INSTRUCTIONS TO FOLLOW:
Return all the entries exactly, keeping pictures out.
========
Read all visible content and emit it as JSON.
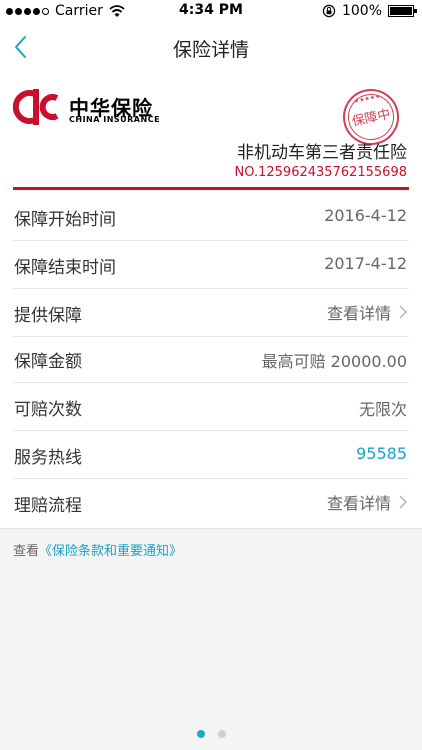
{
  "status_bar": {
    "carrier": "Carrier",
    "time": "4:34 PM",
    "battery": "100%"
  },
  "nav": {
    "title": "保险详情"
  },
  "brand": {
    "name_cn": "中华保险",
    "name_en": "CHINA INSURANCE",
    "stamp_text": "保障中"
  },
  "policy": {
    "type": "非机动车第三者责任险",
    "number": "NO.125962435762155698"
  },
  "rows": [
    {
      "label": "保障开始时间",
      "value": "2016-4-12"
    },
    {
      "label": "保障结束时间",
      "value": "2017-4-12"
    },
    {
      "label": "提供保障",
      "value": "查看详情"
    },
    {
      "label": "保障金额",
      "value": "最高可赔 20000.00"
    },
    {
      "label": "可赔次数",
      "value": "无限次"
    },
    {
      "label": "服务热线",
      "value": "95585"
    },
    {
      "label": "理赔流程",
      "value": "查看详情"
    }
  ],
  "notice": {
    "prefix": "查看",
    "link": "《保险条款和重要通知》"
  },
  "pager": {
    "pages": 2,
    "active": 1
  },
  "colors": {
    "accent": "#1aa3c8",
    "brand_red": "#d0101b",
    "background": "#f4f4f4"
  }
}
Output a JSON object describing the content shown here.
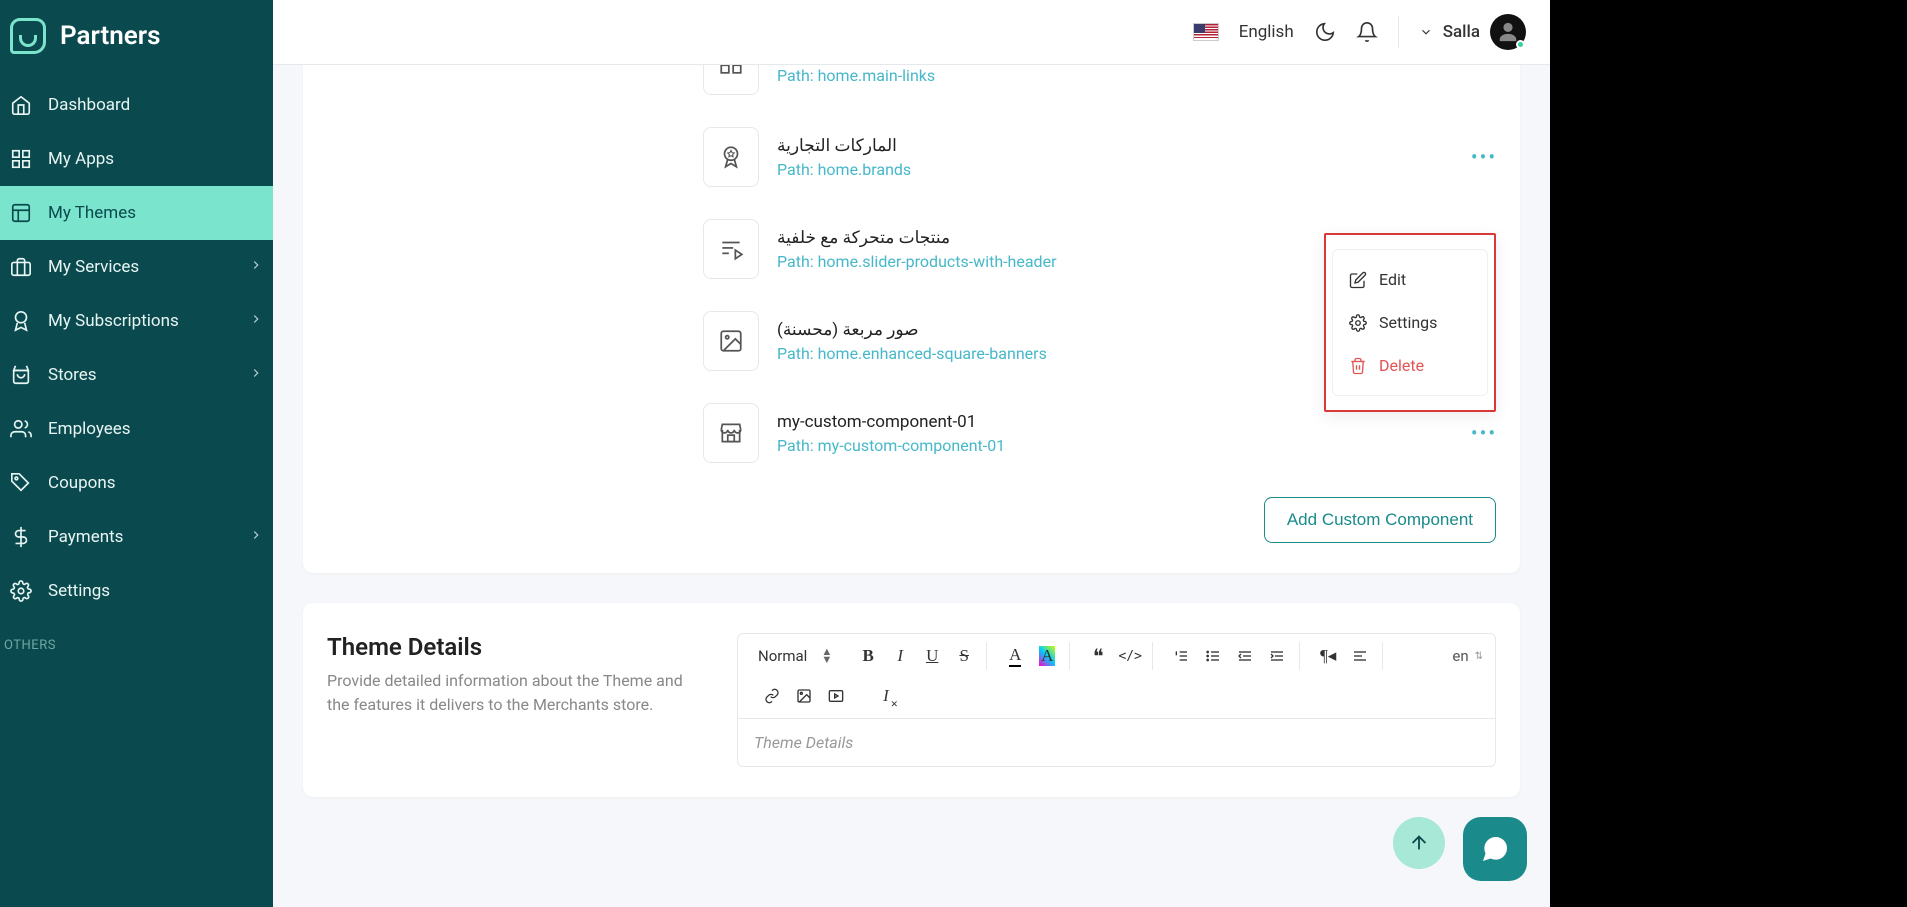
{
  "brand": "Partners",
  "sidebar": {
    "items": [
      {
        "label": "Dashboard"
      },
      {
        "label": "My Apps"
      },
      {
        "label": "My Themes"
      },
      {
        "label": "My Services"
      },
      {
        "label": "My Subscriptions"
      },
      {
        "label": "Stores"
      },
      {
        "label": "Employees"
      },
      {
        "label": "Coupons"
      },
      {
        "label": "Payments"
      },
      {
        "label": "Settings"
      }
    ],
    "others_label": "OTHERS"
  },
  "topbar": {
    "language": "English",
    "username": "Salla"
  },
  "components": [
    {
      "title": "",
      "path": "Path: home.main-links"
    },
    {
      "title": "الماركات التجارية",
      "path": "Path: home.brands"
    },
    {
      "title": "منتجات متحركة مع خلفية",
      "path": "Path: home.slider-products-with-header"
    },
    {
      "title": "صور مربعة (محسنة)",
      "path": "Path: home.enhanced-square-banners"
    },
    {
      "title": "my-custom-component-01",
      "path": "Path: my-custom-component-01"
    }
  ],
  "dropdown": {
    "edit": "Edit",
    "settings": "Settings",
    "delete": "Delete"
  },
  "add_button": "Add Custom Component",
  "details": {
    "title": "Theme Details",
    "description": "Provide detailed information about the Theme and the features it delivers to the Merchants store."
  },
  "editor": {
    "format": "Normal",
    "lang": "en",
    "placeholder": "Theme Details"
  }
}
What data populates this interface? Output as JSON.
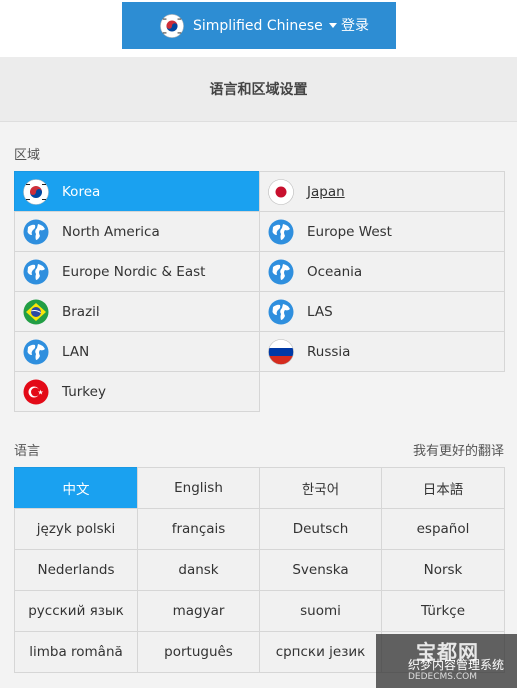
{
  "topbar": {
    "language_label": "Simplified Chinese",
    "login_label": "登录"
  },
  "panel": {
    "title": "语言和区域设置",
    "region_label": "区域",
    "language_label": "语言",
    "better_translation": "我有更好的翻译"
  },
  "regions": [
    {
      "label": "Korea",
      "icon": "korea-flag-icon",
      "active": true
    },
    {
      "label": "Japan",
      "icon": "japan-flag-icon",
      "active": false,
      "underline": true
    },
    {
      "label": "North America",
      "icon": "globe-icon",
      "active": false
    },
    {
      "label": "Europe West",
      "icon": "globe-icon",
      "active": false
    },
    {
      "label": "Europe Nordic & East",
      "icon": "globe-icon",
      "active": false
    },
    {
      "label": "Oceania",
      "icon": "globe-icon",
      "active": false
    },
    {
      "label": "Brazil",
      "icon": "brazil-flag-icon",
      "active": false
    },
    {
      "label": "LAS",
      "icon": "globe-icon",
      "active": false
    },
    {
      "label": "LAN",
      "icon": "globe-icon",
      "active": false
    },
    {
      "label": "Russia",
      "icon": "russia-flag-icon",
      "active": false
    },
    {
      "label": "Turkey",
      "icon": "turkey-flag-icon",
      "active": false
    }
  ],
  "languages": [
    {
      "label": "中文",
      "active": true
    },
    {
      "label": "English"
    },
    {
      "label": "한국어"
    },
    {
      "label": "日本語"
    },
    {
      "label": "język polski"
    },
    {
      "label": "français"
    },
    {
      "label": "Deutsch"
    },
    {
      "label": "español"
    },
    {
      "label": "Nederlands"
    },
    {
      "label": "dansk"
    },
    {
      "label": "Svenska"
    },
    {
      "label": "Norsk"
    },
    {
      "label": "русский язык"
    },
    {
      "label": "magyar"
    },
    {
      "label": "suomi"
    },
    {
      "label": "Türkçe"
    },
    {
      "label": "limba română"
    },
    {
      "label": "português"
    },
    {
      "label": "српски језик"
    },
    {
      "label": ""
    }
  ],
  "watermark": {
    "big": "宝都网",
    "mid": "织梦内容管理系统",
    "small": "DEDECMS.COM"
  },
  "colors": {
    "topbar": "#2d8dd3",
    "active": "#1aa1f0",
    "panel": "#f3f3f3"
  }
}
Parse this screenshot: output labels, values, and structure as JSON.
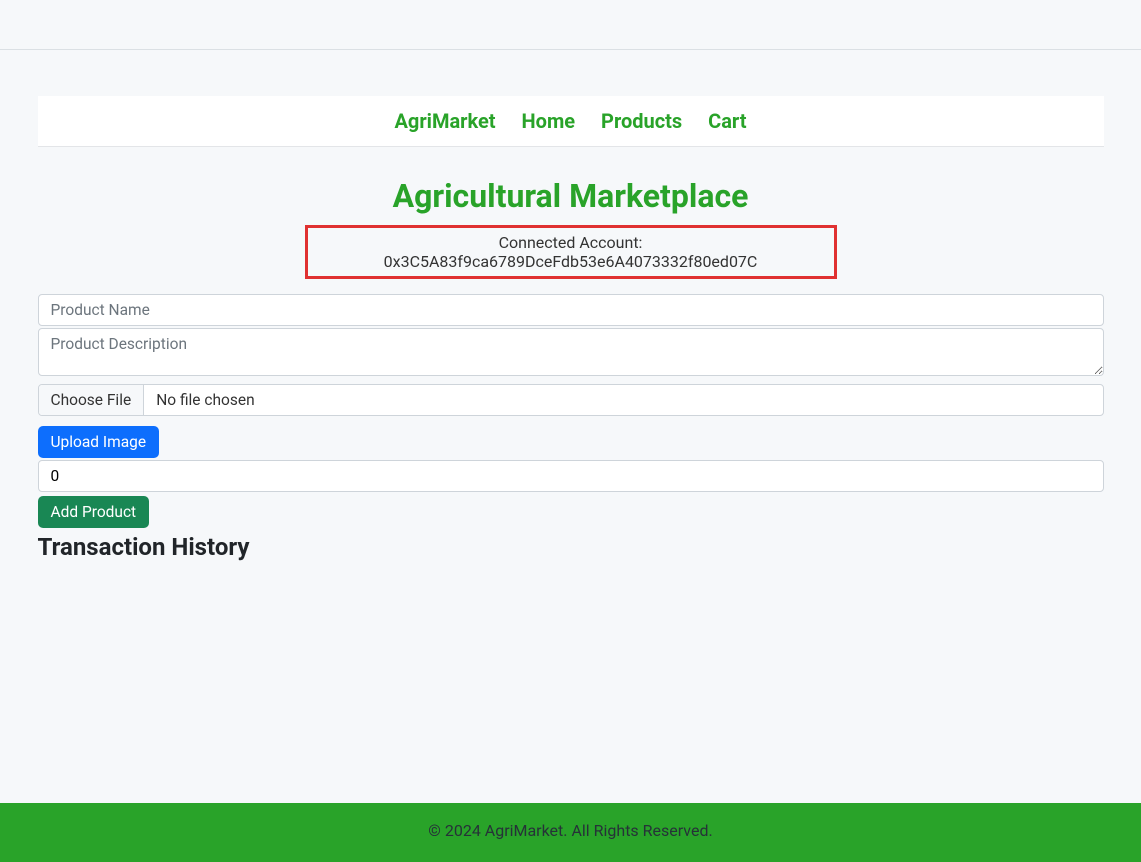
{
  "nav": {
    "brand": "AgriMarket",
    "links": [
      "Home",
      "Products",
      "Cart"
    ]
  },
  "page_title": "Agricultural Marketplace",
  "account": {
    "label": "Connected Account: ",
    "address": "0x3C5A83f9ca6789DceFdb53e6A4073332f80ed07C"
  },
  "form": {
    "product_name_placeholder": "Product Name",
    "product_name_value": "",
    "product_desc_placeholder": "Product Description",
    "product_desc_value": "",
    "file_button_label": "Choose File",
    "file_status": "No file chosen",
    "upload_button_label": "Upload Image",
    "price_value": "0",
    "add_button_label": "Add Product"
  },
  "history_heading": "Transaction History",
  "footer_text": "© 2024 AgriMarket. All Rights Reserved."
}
========
RESPONSE TO THIS TASK:
Read all visible content and emit it as JSON.
{
  "status_bar": {
    "carrier": "Carrier",
    "time": "4:34 PM",
    "battery": "100%"
  },
  "nav": {
    "title": "保险详情"
  },
  "brand": {
    "name_cn": "中华保险",
    "name_en": "CHINA INSURANCE",
    "stamp_text": "保障中"
  },
  "policy": {
    "type": "非机动车第三者责任险",
    "number": "NO.125962435762155698"
  },
  "rows": [
    {
      "label": "保障开始时间",
      "value": "2016-4-12"
    },
    {
      "label": "保障结束时间",
      "value": "2017-4-12"
    },
    {
      "label": "提供保障",
      "value": "查看详情"
    },
    {
      "label": "保障金额",
      "value": "最高可赔 20000.00"
    },
    {
      "label": "可赔次数",
      "value": "无限次"
    },
    {
      "label": "服务热线",
      "value": "95585"
    },
    {
      "label": "理赔流程",
      "value": "查看详情"
    }
  ],
  "notice": {
    "prefix": "查看",
    "link": "《保险条款和重要通知》"
  },
  "pager": {
    "pages": 2,
    "active": 1
  },
  "colors": {
    "accent": "#1aa3c8",
    "brand_red": "#d0101b",
    "background": "#f4f4f4"
  }
}
Output a JSON object describing the content shown here.
{
  "brand": "Partners",
  "sidebar": {
    "items": [
      {
        "label": "Dashboard"
      },
      {
        "label": "My Apps"
      },
      {
        "label": "My Themes"
      },
      {
        "label": "My Services"
      },
      {
        "label": "My Subscriptions"
      },
      {
        "label": "Stores"
      },
      {
        "label": "Employees"
      },
      {
        "label": "Coupons"
      },
      {
        "label": "Payments"
      },
      {
        "label": "Settings"
      }
    ],
    "others_label": "OTHERS"
  },
  "topbar": {
    "language": "English",
    "username": "Salla"
  },
  "components": [
    {
      "title": "",
      "path": "Path: home.main-links"
    },
    {
      "title": "الماركات التجارية",
      "path": "Path: home.brands"
    },
    {
      "title": "منتجات متحركة مع خلفية",
      "path": "Path: home.slider-products-with-header"
    },
    {
      "title": "صور مربعة (محسنة)",
      "path": "Path: home.enhanced-square-banners"
    },
    {
      "title": "my-custom-component-01",
      "path": "Path: my-custom-component-01"
    }
  ],
  "dropdown": {
    "edit": "Edit",
    "settings": "Settings",
    "delete": "Delete"
  },
  "add_button": "Add Custom Component",
  "details": {
    "title": "Theme Details",
    "description": "Provide detailed information about the Theme and the features it delivers to the Merchants store."
  },
  "editor": {
    "format": "Normal",
    "lang": "en",
    "placeholder": "Theme Details"
  }
}
What data populates this interface? Output as JSON.
{
  "topbar": {
    "language_label": "Simplified Chinese",
    "login_label": "登录"
  },
  "panel": {
    "title": "语言和区域设置",
    "region_label": "区域",
    "language_label": "语言",
    "better_translation": "我有更好的翻译"
  },
  "regions": [
    {
      "label": "Korea",
      "icon": "korea-flag-icon",
      "active": true
    },
    {
      "label": "Japan",
      "icon": "japan-flag-icon",
      "active": false,
      "underline": true
    },
    {
      "label": "North America",
      "icon": "globe-icon",
      "active": false
    },
    {
      "label": "Europe West",
      "icon": "globe-icon",
      "active": false
    },
    {
      "label": "Europe Nordic & East",
      "icon": "globe-icon",
      "active": false
    },
    {
      "label": "Oceania",
      "icon": "globe-icon",
      "active": false
    },
    {
      "label": "Brazil",
      "icon": "brazil-flag-icon",
      "active": false
    },
    {
      "label": "LAS",
      "icon": "globe-icon",
      "active": false
    },
    {
      "label": "LAN",
      "icon": "globe-icon",
      "active": false
    },
    {
      "label": "Russia",
      "icon": "russia-flag-icon",
      "active": false
    },
    {
      "label": "Turkey",
      "icon": "turkey-flag-icon",
      "active": false
    }
  ],
  "languages": [
    {
      "label": "中文",
      "active": true
    },
    {
      "label": "English"
    },
    {
      "label": "한국어"
    },
    {
      "label": "日本語"
    },
    {
      "label": "język polski"
    },
    {
      "label": "français"
    },
    {
      "label": "Deutsch"
    },
    {
      "label": "español"
    },
    {
      "label": "Nederlands"
    },
    {
      "label": "dansk"
    },
    {
      "label": "Svenska"
    },
    {
      "label": "Norsk"
    },
    {
      "label": "русский язык"
    },
    {
      "label": "magyar"
    },
    {
      "label": "suomi"
    },
    {
      "label": "Türkçe"
    },
    {
      "label": "limba română"
    },
    {
      "label": "português"
    },
    {
      "label": "српски језик"
    },
    {
      "label": ""
    }
  ],
  "watermark": {
    "big": "宝都网",
    "mid": "织梦内容管理系统",
    "small": "DEDECMS.COM"
  },
  "colors": {
    "topbar": "#2d8dd3",
    "active": "#1aa1f0",
    "panel": "#f3f3f3"
  }
}
Parse this screenshot: output labels, values, and structure as JSON.
{
  "nav": {
    "brand": "AgriMarket",
    "links": [
      "Home",
      "Products",
      "Cart"
    ]
  },
  "page_title": "Agricultural Marketplace",
  "account": {
    "label": "Connected Account: ",
    "address": "0x3C5A83f9ca6789DceFdb53e6A4073332f80ed07C"
  },
  "form": {
    "product_name_placeholder": "Product Name",
    "product_name_value": "",
    "product_desc_placeholder": "Product Description",
    "product_desc_value": "",
    "file_button_label": "Choose File",
    "file_status": "No file chosen",
    "upload_button_label": "Upload Image",
    "price_value": "0",
    "add_button_label": "Add Product"
  },
  "history_heading": "Transaction History",
  "footer_text": "© 2024 AgriMarket. All Rights Reserved."
}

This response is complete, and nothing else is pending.